• Article
****************************************

00:06 vendethiel joined
timotimo by using nqp::bindpos directly in the code, i get the true potential of this code 00:33
which is a median 48 FPS with a 95th percentile of 50.9 fps (and a 5th percentile of 34.3 fps) 00:34
and only two GC runs during the whole thing, even though i'm filling an array with frame timings
00:46 vendethiel joined
timotimo by turning Bool.roll into rand_n(1e0) < 0.5e0 i get between 158 and 83 fps 00:50
(though 83 is the 5th percentile, the 25th percentile and 75th percentile are 141.5 and 154 fps respectively)
diakopter what is fps in this case 01:01
timotimo frames per second of building a 320x240px big image of black and white pixels
in this case i'm using a pixelmode that has 8 bits per pixel, 332 bits for RGB respectively
diakopter ah 01:02
timotimo now that i don't have the p6box_i problem any more (because i uglified the code) i can try RGB888 again 01:05
that gives me a peak framerate of 173 and median 159 01:06
that doesn't seem right :D
but what do i know, perhaps it's faster because the hardware likes that format much more? but the functions that'd be responsible for moving that texture data around didn't even show up in my profiles 01:07
diakopter I don't see how it wouldn't be right 01:09
doesn't seem too fast to me
timotimo it's not fast, no
there's still lots and lots of overhead 01:10
diakopter I mean, thousands of frames per second might be too fast
timotimo yeah
13.18% "self" time in get_int says perf 01:13
that seems to be the candidate from P6opaque maybe? i can't really tell from the disassembly alone, as for some reason it doesn't seem to show the source file name 01:14
yeah, looks like it is 01:15
7.8% self-time spent in generating more numbers from our tiny mersenne twister random number generator
5.5% self-time spent in sc_get_object. interesting.
3.4% and 3.2% in MV_sc_get_sc_object and MVM_sc_get_sc 01:16
the first time i see something from i965_dri.so (intel graphics card driver) show up is at 0.25% children and self-time 01:17
i'm heading towards bed 01:19
01:50 vendethiel joined 04:14 vendethiel joined 06:08 vendethiel joined 07:30 vendethiel- joined 07:45 domidumont joined 07:47 FROGGS joined 07:51 domidumont joined 08:06 zakharyas joined
lizmat timotimo: I'm surprised at that difference with Bool.roll, as that is defined as: 08:35
multi method roll(Bool:U:) { nqp::p6bool(nqp::isge_n(nqp::rand_n(2e0), 1e0))
looks like to me that should get inlined, and then only the p6bool would be extra ?
which I was told, was a very cheap operation? (apparently not?)
09:12 vendethiel joined 09:30 zakharyas joined
jnthn p6bool is; will have to look at exactly what code we're producing after optimization there... 10:02
10:11 vendethiel joined
timotimo oh. roll isn't being jitted, nor inlined. it *could* be the jit doesn't know about it yet, eh? 12:54
jnthn Is it being specialized? 13:00
timotimo the frame? yes 13:04
jnthn k
Maybe we don't JIT rand_n yet?

****************************************

• Data shown
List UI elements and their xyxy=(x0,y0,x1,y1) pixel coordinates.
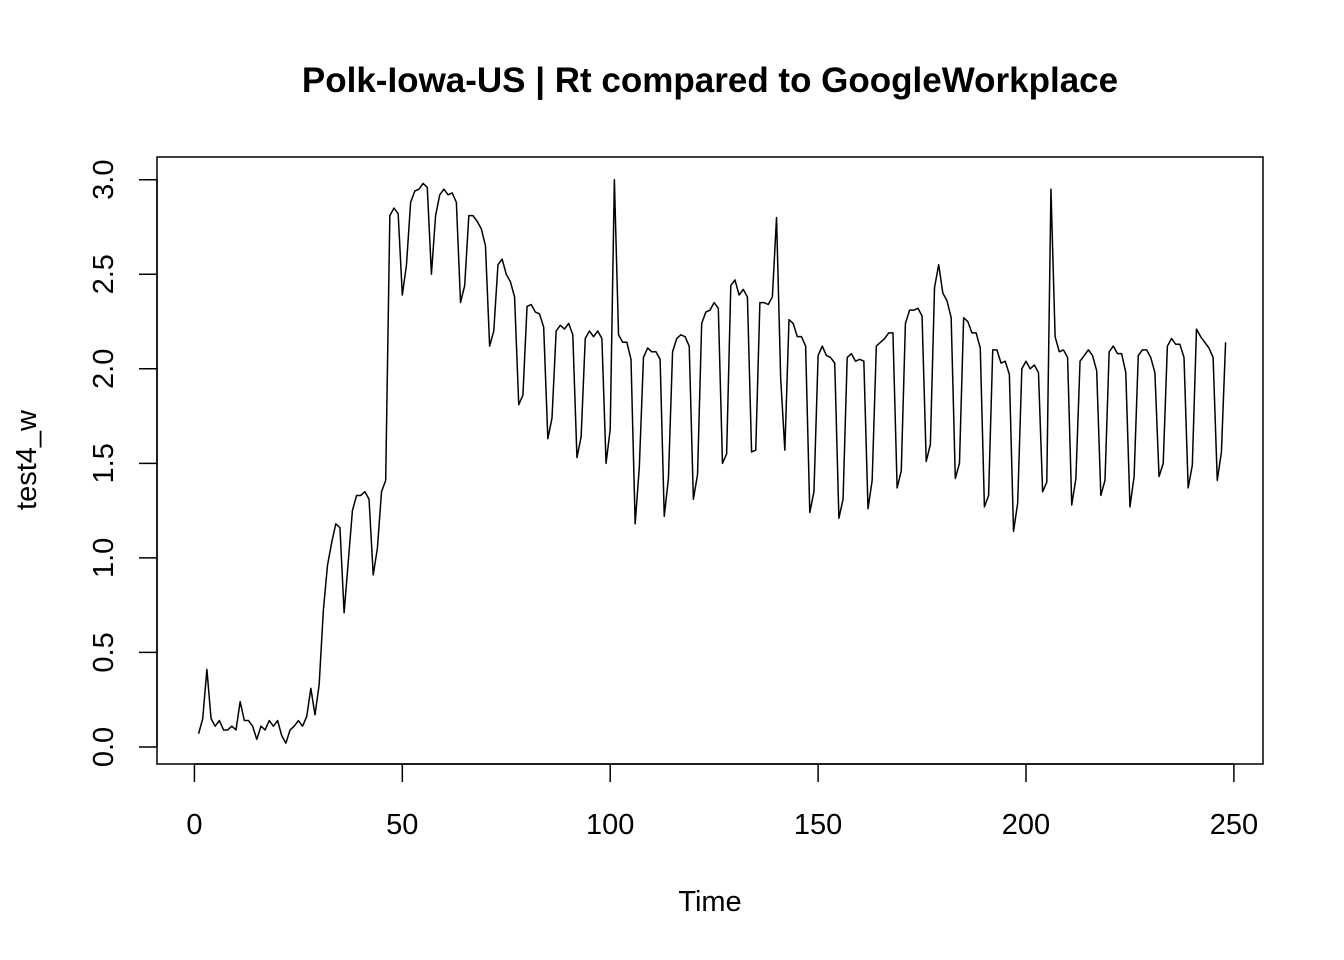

****************************************

• Directions
**a)** Do these statements agree with the chat log on frame rates? Answer yes or no for each, quoting the deciding words from the log.
(i) Using nqp::bindpos directly gave a median of 48 FPS.
(ii) The image being built was 640x480 pixels.
(iii) perf reported 13.18% self-time in sc_get_object.
**b)** Carry on the chat log about frame rates, starting after its final line.

• Answers below
**a)**
(i) Yes: "which is a median 48 FPS"
(ii) No: "320x240px big image of black and white pixels"
(iii) No: "5.5% self-time spent in sc_get_object."

**b)**
timotimo p6bool could probably be specialized into a branch with two wval or getspeshslot calls at the end of 'em 13:05
we do jit randscale_n, which is what rand_n turns into, iiuc 13:06
jnthn ah, k 13:07
Guess we'll have to look at the baillog then :)
timotimo huh. i see a method roll be jitted here 13:09
let's see ... 13:10
it shows up as explicitly spesh-entered in the routines tab, though
could be the same kind of failure we're having related to counting the int objects that get boxed by returning from postcircumfix:<[ ]> or ASSIGN-POS 13:11
perhaps multiple consecutive inlines break something in our pipeline
i randomly saw atposref_i doesn't get jitted; that could have some effect on the performance of lowercase-int arrays 13:13
ASSIGN-POS 13:15
perl#sources/51E302443A2C8FF185ABC10CA1E5520EFEE885A1 (NativeCall::Types):83
^- this. i like this.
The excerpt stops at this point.